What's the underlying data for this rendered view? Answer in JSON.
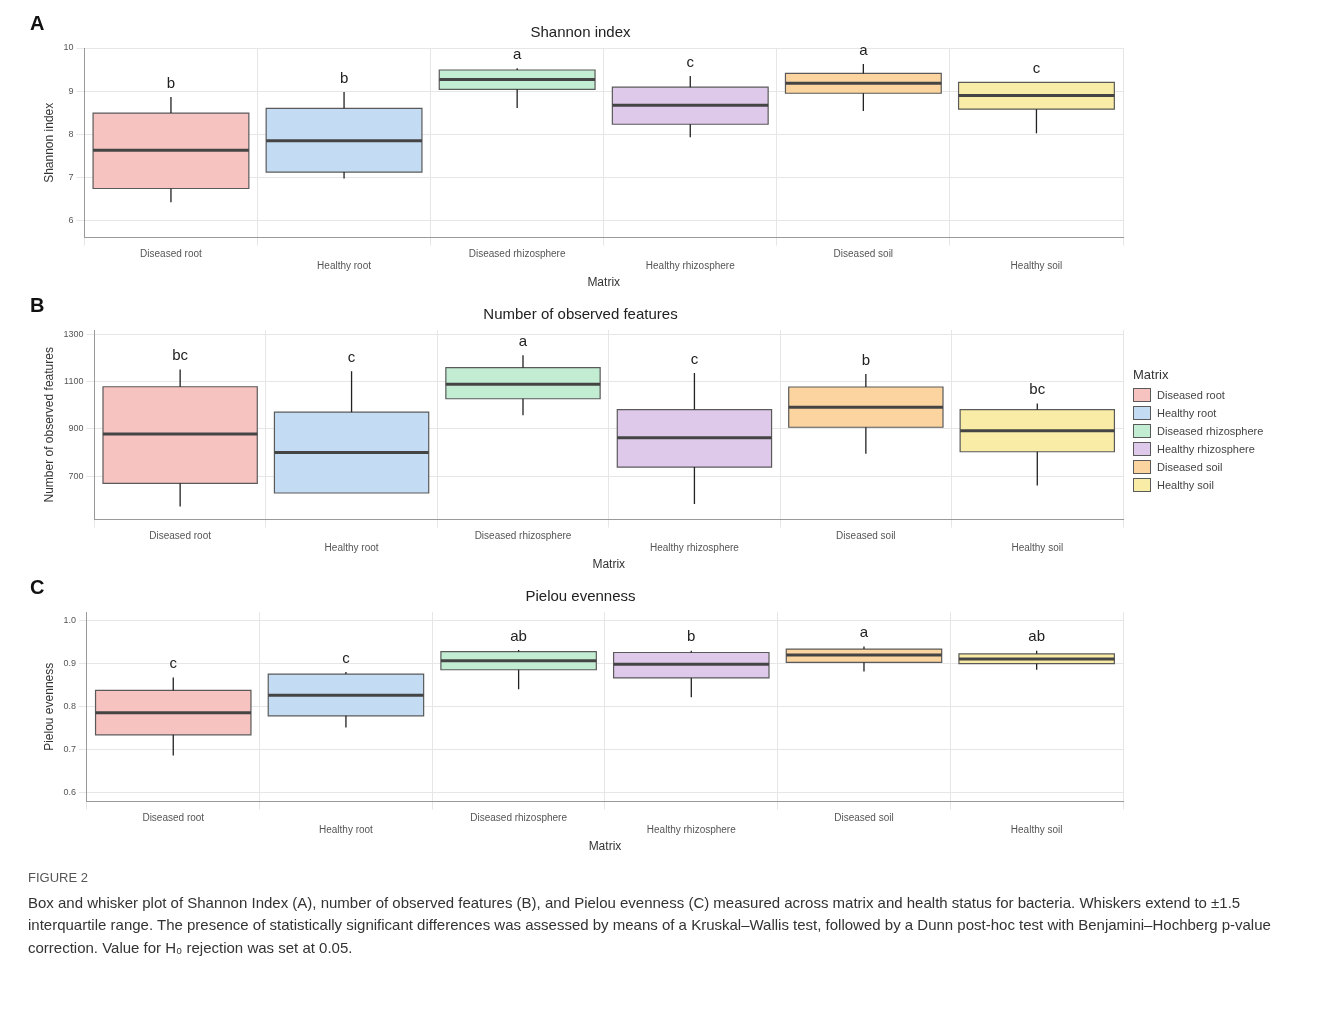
{
  "chart_data": [
    {
      "type": "box",
      "title": "Shannon index",
      "xlabel": "Matrix",
      "ylabel": "Shannon index",
      "categories": [
        "Diseased root",
        "Healthy root",
        "Diseased rhizosphere",
        "Healthy rhizosphere",
        "Diseased soil",
        "Healthy soil"
      ],
      "colors": [
        "#f7c3c0",
        "#c3dcf3",
        "#c2edd3",
        "#dfc9ea",
        "#fbd4a0",
        "#f8eca6"
      ],
      "boxes": [
        {
          "low": 6.42,
          "q1": 6.74,
          "median": 7.63,
          "q3": 8.49,
          "high": 8.86
        },
        {
          "low": 6.97,
          "q1": 7.12,
          "median": 7.85,
          "q3": 8.6,
          "high": 8.98
        },
        {
          "low": 8.61,
          "q1": 9.04,
          "median": 9.27,
          "q3": 9.49,
          "high": 9.53
        },
        {
          "low": 7.93,
          "q1": 8.23,
          "median": 8.67,
          "q3": 9.09,
          "high": 9.35
        },
        {
          "low": 8.54,
          "q1": 8.95,
          "median": 9.18,
          "q3": 9.41,
          "high": 9.63
        },
        {
          "low": 8.02,
          "q1": 8.58,
          "median": 8.9,
          "q3": 9.2,
          "high": 9.2
        }
      ],
      "ylim": [
        5.6,
        10
      ],
      "yticks": [
        6,
        7,
        8,
        9,
        10
      ],
      "grid": true,
      "annotations": [
        "A",
        "b",
        "b",
        "a",
        "c",
        "a",
        "c"
      ]
    },
    {
      "type": "box",
      "title": "Number of observed features",
      "xlabel": "Matrix",
      "ylabel": "Number of observed features",
      "legend_title": "Matrix",
      "legend": "right",
      "categories": [
        "Diseased root",
        "Healthy root",
        "Diseased rhizosphere",
        "Healthy rhizosphere",
        "Diseased soil",
        "Healthy soil"
      ],
      "series": [
        {
          "name": "Diseased root",
          "color": "#f7c3c0",
          "boxes": [
            {
              "low": 571,
              "q1": 669,
              "median": 878,
              "q3": 1079,
              "high": 1152
            },
            null,
            null,
            null,
            null,
            null
          ]
        },
        {
          "name": "Healthy root",
          "color": "#c3dcf3",
          "boxes": [
            null,
            {
              "low": 628,
              "q1": 628,
              "median": 800,
              "q3": 971,
              "high": 1145
            },
            null,
            null,
            null,
            null
          ]
        },
        {
          "name": "Diseased rhizosphere",
          "color": "#c2edd3",
          "boxes": [
            null,
            null,
            {
              "low": 958,
              "q1": 1028,
              "median": 1090,
              "q3": 1160,
              "high": 1213
            },
            null,
            null,
            null
          ]
        },
        {
          "name": "Healthy rhizosphere",
          "color": "#dfc9ea",
          "boxes": [
            null,
            null,
            null,
            {
              "low": 581,
              "q1": 738,
              "median": 862,
              "q3": 982,
              "high": 1137
            },
            null,
            null
          ]
        },
        {
          "name": "Diseased soil",
          "color": "#fbd4a0",
          "boxes": [
            null,
            null,
            null,
            null,
            {
              "low": 795,
              "q1": 907,
              "median": 992,
              "q3": 1078,
              "high": 1133
            },
            null
          ]
        },
        {
          "name": "Healthy soil",
          "color": "#f8eca6",
          "boxes": [
            null,
            null,
            null,
            null,
            null,
            {
              "low": 660,
              "q1": 803,
              "median": 892,
              "q3": 982,
              "high": 1008
            }
          ]
        }
      ],
      "ylim": [
        515,
        1320
      ],
      "yticks": [
        700,
        900,
        1100,
        1300
      ],
      "grid": true,
      "annotations": [
        "B",
        "bc",
        "c",
        "a",
        "c",
        "b",
        "bc"
      ]
    },
    {
      "type": "box",
      "title": "Pielou evenness",
      "xlabel": "Matrix",
      "ylabel": "Pielou evenness",
      "categories": [
        "Diseased root",
        "Healthy root",
        "Diseased rhizosphere",
        "Healthy rhizosphere",
        "Diseased soil",
        "Healthy soil"
      ],
      "colors": [
        "#f7c3c0",
        "#c3dcf3",
        "#c2edd3",
        "#dfc9ea",
        "#fbd4a0",
        "#f8eca6"
      ],
      "boxes": [
        {
          "low": 0.687,
          "q1": 0.735,
          "median": 0.786,
          "q3": 0.838,
          "high": 0.868
        },
        {
          "low": 0.752,
          "q1": 0.779,
          "median": 0.827,
          "q3": 0.876,
          "high": 0.881
        },
        {
          "low": 0.841,
          "q1": 0.886,
          "median": 0.907,
          "q3": 0.928,
          "high": 0.932
        },
        {
          "low": 0.822,
          "q1": 0.867,
          "median": 0.899,
          "q3": 0.926,
          "high": 0.93
        },
        {
          "low": 0.882,
          "q1": 0.903,
          "median": 0.92,
          "q3": 0.934,
          "high": 0.94
        },
        {
          "low": 0.886,
          "q1": 0.9,
          "median": 0.911,
          "q3": 0.923,
          "high": 0.93
        }
      ],
      "ylim": [
        0.58,
        1.02
      ],
      "yticks": [
        0.6,
        0.7,
        0.8,
        0.9,
        {
          "value": 1,
          "label": "1.0"
        }
      ],
      "grid": true,
      "annotations": [
        "C",
        "c",
        "c",
        "ab",
        "b",
        "a",
        "ab",
        "FIGURE 2",
        "Box and whisker plot of Shannon Index (A), number of observed features (B), and Pielou evenness (C) measured across matrix and health status for bacteria. Whiskers extend to ±1.5 interquartile range. The presence of statistically significant differences was assessed by means of a Kruskal–Wallis test, followed by a Dunn post-hoc test with Benjamini–Hochberg p-value correction. Value for H₀ rejection was set at 0.05."
      ]
    }
  ]
}
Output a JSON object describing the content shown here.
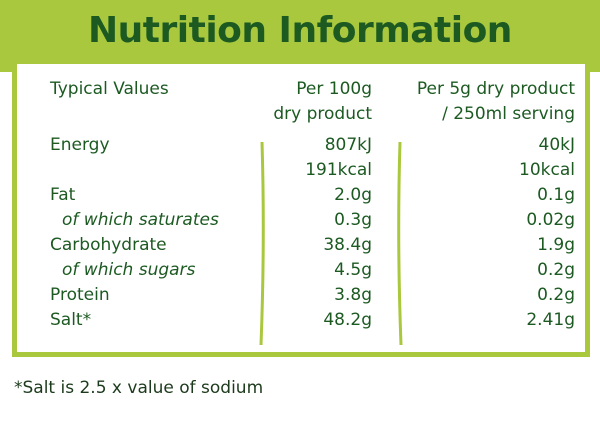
{
  "header": {
    "title": "Nutrition Information"
  },
  "table": {
    "columns": [
      [
        "Typical Values"
      ],
      [
        "Per 100g",
        "dry product"
      ],
      [
        "Per 5g dry product",
        "/ 250ml serving"
      ]
    ],
    "rows": [
      {
        "label": "Energy",
        "per_100g": [
          "807kJ",
          "191kcal"
        ],
        "per_serving": [
          "40kJ",
          "10kcal"
        ]
      },
      {
        "label": "Fat",
        "per_100g": [
          "2.0g"
        ],
        "per_serving": [
          "0.1g"
        ]
      },
      {
        "label": "of which saturates",
        "italic": true,
        "per_100g": [
          "0.3g"
        ],
        "per_serving": [
          "0.02g"
        ]
      },
      {
        "label": "Carbohydrate",
        "per_100g": [
          "38.4g"
        ],
        "per_serving": [
          "1.9g"
        ]
      },
      {
        "label": "of which sugars",
        "italic": true,
        "per_100g": [
          "4.5g"
        ],
        "per_serving": [
          "0.2g"
        ]
      },
      {
        "label": "Protein",
        "per_100g": [
          "3.8g"
        ],
        "per_serving": [
          "0.2g"
        ]
      },
      {
        "label": "Salt*",
        "per_100g": [
          "48.2g"
        ],
        "per_serving": [
          "2.41g"
        ]
      }
    ]
  },
  "footnote": "*Salt is 2.5 x value of sodium"
}
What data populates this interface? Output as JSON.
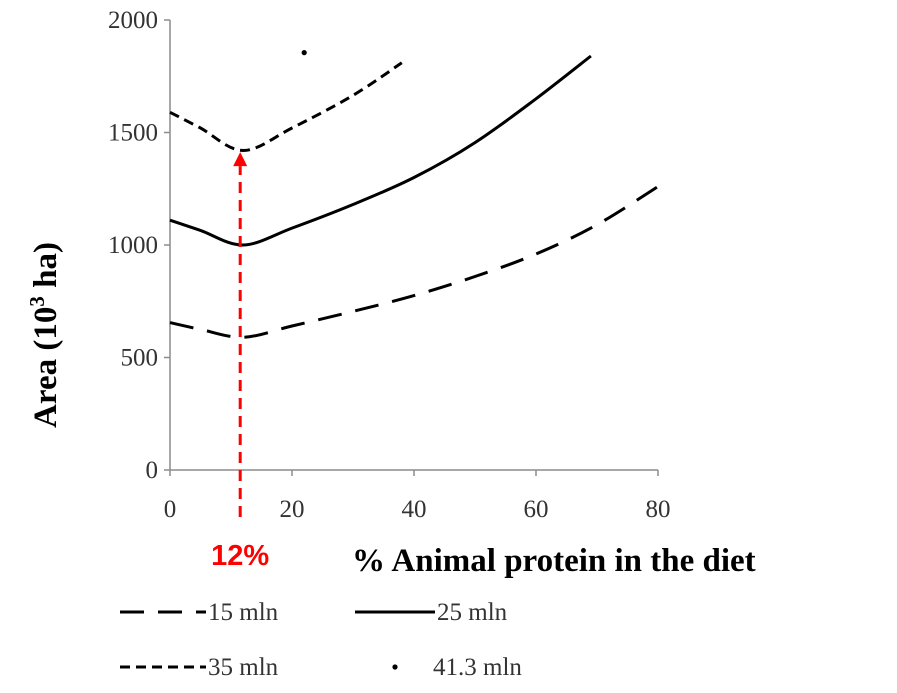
{
  "chart_data": {
    "type": "line",
    "title": "",
    "xlabel": "% Animal protein in the diet",
    "ylabel_main": "Area (10",
    "ylabel_sup": "3",
    "ylabel_tail": " ha)",
    "xlim": [
      0,
      80
    ],
    "ylim": [
      0,
      2000
    ],
    "x_ticks": [
      0,
      20,
      40,
      60,
      80
    ],
    "y_ticks": [
      0,
      500,
      1000,
      1500,
      2000
    ],
    "grid": false,
    "legend_position": "bottom",
    "series": [
      {
        "name": "15 mln",
        "style": "long-dash",
        "color": "#000000",
        "x": [
          0,
          5,
          12,
          20,
          30,
          40,
          50,
          60,
          70,
          80
        ],
        "y": [
          655,
          625,
          590,
          640,
          705,
          775,
          860,
          960,
          1090,
          1260
        ]
      },
      {
        "name": "25 mln",
        "style": "solid",
        "color": "#000000",
        "x": [
          0,
          5,
          12,
          20,
          30,
          40,
          50,
          60,
          69
        ],
        "y": [
          1110,
          1065,
          1000,
          1075,
          1180,
          1300,
          1455,
          1650,
          1840
        ]
      },
      {
        "name": "35 mln",
        "style": "short-dash",
        "color": "#000000",
        "x": [
          0,
          5,
          12,
          20,
          30,
          38
        ],
        "y": [
          1590,
          1520,
          1420,
          1520,
          1665,
          1810
        ]
      },
      {
        "name": "41.3 mln",
        "style": "point",
        "color": "#000000",
        "x": [
          22
        ],
        "y": [
          1855
        ]
      }
    ],
    "annotations": [
      {
        "label": "12%",
        "x": 12,
        "y_from": -80,
        "y_to": 1395,
        "color": "#ff0000"
      }
    ]
  }
}
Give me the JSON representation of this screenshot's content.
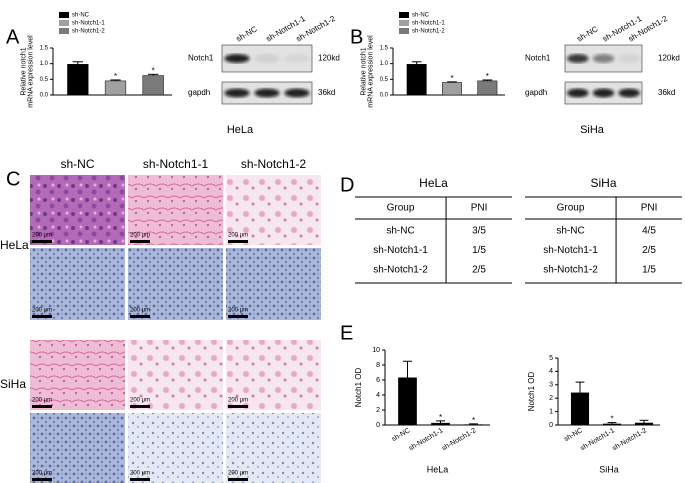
{
  "panel_labels": [
    "A",
    "B",
    "C",
    "D",
    "E"
  ],
  "chart_data": [
    {
      "type": "bar",
      "ylabel": [
        "Relative notch1",
        "mRNA expression level"
      ],
      "categories": [
        "sh-NC",
        "sh-Notch1-1",
        "sh-Notch1-2"
      ],
      "colors": [
        "#000000",
        "#a0a0a0",
        "#7a7a7a"
      ],
      "values": [
        0.98,
        0.45,
        0.62
      ],
      "errors": [
        0.08,
        0.03,
        0.04
      ],
      "value_annotations": [
        null,
        "*",
        "*"
      ],
      "ylim": [
        0,
        1.5
      ],
      "yticks": [
        {
          "value": 0,
          "label": "0.0"
        },
        {
          "value": 0.5,
          "label": "0.5"
        },
        {
          "value": 1,
          "label": "1.0"
        },
        {
          "value": 1.5,
          "label": "1.5"
        }
      ],
      "legend": "top-left"
    },
    {
      "type": "bar",
      "ylabel": [
        "Relative notch1",
        "mRNA expression level"
      ],
      "categories": [
        "sh-NC",
        "sh-Notch1-1",
        "sh-Notch1-2"
      ],
      "colors": [
        "#000000",
        "#a0a0a0",
        "#7a7a7a"
      ],
      "values": [
        0.98,
        0.4,
        0.45
      ],
      "errors": [
        0.08,
        0.02,
        0.03
      ],
      "value_annotations": [
        null,
        "*",
        "*"
      ],
      "ylim": [
        0,
        1.5
      ],
      "yticks": [
        {
          "value": 0,
          "label": "0.0"
        },
        {
          "value": 0.5,
          "label": "0.5"
        },
        {
          "value": 1,
          "label": "1.0"
        },
        {
          "value": 1.5,
          "label": "1.5"
        }
      ],
      "legend": "top-left"
    },
    {
      "type": "bar",
      "ylabel": [
        "Notch1 OD"
      ],
      "xlabel": "HeLa",
      "categories": [
        "sh-NC",
        "sh-Notch1-1",
        "sh-Notch1-2"
      ],
      "colors": [
        "#000000",
        "#000000",
        "#000000"
      ],
      "values": [
        6.3,
        0.25,
        0.05
      ],
      "errors": [
        2.2,
        0.3,
        0.1
      ],
      "value_annotations": [
        null,
        "*",
        "*"
      ],
      "ylim": [
        0,
        10
      ],
      "yticks": [
        0,
        2,
        4,
        6,
        8,
        10
      ]
    },
    {
      "type": "bar",
      "ylabel": [
        "Notch1 OD"
      ],
      "xlabel": "SiHa",
      "categories": [
        "sh-NC",
        "sh-Notch1-1",
        "sh-Notch1-2"
      ],
      "colors": [
        "#000000",
        "#000000",
        "#000000"
      ],
      "values": [
        2.4,
        0.08,
        0.15
      ],
      "errors": [
        0.8,
        0.1,
        0.2
      ],
      "value_annotations": [
        null,
        "*",
        null
      ],
      "ylim": [
        0,
        5
      ],
      "yticks": [
        0,
        1,
        2,
        3,
        4,
        5
      ]
    }
  ],
  "blots": [
    {
      "columns": [
        "sh-NC",
        "sh-Notch1-1",
        "sh-Notch1-2"
      ],
      "rows": [
        {
          "label": "Notch1",
          "size": "120kd"
        },
        {
          "label": "gapdh",
          "size": "36kd"
        }
      ],
      "caption": "HeLa"
    },
    {
      "columns": [
        "sh-NC",
        "sh-Notch1-1",
        "sh-Notch1-2"
      ],
      "rows": [
        {
          "label": "Notch1",
          "size": "120kd"
        },
        {
          "label": "gapdh",
          "size": "36kd"
        }
      ],
      "caption": "SiHa"
    }
  ],
  "histology": {
    "columns": [
      "sh-NC",
      "sh-Notch1-1",
      "sh-Notch1-2"
    ],
    "rows": [
      "HeLa",
      "SiHa"
    ],
    "scale_bar": "200 μm"
  },
  "pni_tables": [
    {
      "title": "HeLa",
      "header": [
        "Group",
        "PNI"
      ],
      "rows": [
        [
          "sh-NC",
          "3/5"
        ],
        [
          "sh-Notch1-1",
          "1/5"
        ],
        [
          "sh-Notch1-2",
          "2/5"
        ]
      ]
    },
    {
      "title": "SiHa",
      "header": [
        "Group",
        "PNI"
      ],
      "rows": [
        [
          "sh-NC",
          "4/5"
        ],
        [
          "sh-Notch1-1",
          "2/5"
        ],
        [
          "sh-Notch1-2",
          "1/5"
        ]
      ]
    }
  ]
}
━━━
WHAT YOU HAVE TO DO
Copy whichever lines above contain the string "SiHa".

ANSWER
      "xlabel": "SiHa",
      "caption": "SiHa"
      "SiHa"
      "title": "SiHa",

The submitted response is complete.